### Work to complete
(A) Translate into Spanish this sentence from the passage about the maid of honor: "This is especially true since she represents everything we’re about to swear off for good."
(B) Resume the passage about the maid of honor, picking up after its final line.

4. The Maid of Honor
I know it is our special day and it’s all about us up there on that altar, but for the love of God, nothing is more distracting than a smoking hot Maid of Honor. This is especially true since she represents everything we’re about to swear off for good. Think about it: she’s good looking, usually single, carefree, supportive, and looking to get totally drunk. Now I’m sure I’ll be kicking myself for saying this if I ever get married, but just for my own protection, make sure your maid of honor is deformed. I’m talking like centaur-level ugly too because desperate times call for desperate measures. I can’t be distracted all ogling titties when I have to be memorizing lines and officially retiring my penis from playing the field. So before I go put a gun in my mouth, please lessen the pain and suffering on my behalf and make the Maid of Honor some lazy-eyed, hairy Hobbit with the Great Wall of China for a forehead. Please.

### Data excerpts
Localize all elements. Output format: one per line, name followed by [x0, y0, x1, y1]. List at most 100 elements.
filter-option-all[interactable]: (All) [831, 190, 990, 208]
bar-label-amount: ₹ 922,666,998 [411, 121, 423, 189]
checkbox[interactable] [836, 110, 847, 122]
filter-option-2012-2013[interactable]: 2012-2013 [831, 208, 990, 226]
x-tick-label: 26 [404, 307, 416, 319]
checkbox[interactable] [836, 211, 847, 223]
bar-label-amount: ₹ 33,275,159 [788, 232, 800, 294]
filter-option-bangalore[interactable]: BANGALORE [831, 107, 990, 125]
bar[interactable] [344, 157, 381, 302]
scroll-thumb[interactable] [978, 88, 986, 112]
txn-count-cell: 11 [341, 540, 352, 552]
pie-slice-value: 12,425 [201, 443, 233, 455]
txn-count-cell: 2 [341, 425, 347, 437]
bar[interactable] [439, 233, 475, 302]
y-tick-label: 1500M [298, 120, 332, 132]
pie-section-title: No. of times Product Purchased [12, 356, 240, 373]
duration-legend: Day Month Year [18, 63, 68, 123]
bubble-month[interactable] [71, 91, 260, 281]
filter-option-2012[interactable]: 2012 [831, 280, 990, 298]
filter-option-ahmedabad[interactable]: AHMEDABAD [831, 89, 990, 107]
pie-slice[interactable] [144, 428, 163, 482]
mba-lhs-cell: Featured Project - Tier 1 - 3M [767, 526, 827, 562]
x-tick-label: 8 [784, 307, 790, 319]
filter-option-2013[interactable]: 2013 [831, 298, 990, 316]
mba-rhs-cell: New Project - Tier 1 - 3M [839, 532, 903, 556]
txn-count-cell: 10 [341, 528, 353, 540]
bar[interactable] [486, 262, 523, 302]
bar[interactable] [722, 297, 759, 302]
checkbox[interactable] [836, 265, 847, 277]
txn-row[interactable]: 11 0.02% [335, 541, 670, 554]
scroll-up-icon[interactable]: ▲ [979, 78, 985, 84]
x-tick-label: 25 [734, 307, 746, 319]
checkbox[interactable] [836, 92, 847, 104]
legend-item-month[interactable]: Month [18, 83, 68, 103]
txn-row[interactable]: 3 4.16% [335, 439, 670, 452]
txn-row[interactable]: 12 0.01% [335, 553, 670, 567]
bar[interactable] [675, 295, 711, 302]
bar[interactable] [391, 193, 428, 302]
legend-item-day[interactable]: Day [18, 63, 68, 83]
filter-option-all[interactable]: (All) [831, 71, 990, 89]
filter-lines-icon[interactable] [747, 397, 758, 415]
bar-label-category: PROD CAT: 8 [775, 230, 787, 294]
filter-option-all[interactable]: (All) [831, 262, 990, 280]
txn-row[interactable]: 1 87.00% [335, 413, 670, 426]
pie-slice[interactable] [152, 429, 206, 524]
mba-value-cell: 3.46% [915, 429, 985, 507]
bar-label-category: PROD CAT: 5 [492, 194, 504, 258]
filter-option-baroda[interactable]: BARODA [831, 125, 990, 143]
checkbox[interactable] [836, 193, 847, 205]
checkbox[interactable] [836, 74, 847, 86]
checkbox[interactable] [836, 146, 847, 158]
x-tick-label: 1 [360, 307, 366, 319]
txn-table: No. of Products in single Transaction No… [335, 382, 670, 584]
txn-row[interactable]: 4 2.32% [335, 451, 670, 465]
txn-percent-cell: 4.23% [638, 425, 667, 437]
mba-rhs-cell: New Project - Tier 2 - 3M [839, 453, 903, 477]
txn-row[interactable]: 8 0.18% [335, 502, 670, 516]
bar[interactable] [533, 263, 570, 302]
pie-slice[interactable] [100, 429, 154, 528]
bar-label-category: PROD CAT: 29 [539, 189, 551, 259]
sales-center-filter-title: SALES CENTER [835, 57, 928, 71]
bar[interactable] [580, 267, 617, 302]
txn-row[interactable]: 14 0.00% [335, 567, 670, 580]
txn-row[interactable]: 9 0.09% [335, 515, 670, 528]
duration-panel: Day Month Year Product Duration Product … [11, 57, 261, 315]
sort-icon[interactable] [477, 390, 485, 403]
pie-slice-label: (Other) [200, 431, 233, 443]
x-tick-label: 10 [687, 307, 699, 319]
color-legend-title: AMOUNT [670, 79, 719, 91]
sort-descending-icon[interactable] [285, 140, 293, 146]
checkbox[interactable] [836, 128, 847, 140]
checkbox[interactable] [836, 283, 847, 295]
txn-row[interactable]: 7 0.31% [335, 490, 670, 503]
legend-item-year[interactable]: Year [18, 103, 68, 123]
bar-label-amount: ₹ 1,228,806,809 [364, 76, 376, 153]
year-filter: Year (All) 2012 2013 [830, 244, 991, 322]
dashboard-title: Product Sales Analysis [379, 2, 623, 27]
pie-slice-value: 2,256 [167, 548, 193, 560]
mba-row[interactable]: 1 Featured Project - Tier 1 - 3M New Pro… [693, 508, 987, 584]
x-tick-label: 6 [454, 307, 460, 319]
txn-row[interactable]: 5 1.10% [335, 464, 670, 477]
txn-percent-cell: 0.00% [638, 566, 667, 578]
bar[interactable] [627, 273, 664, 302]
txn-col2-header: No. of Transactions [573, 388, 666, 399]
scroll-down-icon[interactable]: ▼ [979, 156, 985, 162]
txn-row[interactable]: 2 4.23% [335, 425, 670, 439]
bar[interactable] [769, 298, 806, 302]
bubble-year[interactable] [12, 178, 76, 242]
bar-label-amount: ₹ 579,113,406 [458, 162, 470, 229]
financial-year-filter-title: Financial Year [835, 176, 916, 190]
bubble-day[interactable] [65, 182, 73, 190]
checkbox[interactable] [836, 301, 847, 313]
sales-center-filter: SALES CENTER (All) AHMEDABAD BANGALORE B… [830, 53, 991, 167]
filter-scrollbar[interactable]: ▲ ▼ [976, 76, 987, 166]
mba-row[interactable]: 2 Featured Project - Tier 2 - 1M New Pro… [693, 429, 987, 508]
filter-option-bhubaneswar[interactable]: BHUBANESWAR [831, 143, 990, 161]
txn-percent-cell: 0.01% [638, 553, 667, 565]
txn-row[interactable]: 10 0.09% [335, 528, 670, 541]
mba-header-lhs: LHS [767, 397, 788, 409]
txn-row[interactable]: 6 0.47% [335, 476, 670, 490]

### Task-by-task outputs
(A) Esto es especialmente cierto porque ella representa todo aquello a lo que estamos a punto de renunciar para siempre.

(B)
5. The Bachelor Party
Just don’t ask me any questions about it and we’ll be all good. It’s my last foray into the world of single, carefree human beings and I’ll be damned if midgets, strippers, and four–legged animals can’t be a part of it. Also, any inside jokes made between men in reference to said event need not be explained. In addition, if you ever find any pictures that include one or more of the following, please disregard them: Gummi bears, whiffleball bats, ping pong balls, mustard, hockey sticks, inflatable dolls, dry ice, play-dough, super glue, blacklights, kazoos, sheep shears, pirate hats, beef jerky, Segways, Burger King crowns, alligator clamps, and/or Chimpanzees. Look, I’ll make you a deal: I won’t ask you about your feelings if you won’t ask me about my bachelor party. See? I care.
So there you have it, the 5 changes that will revolutionize the way we look at holy matrimony forever. Until then, stay single my friends. May your beds be filled with copious amounts of sex with different partners. May your fingers be free of any jewelry not associated with saving the Earth. And may the sound of church bells make you impotent and/or unfertile.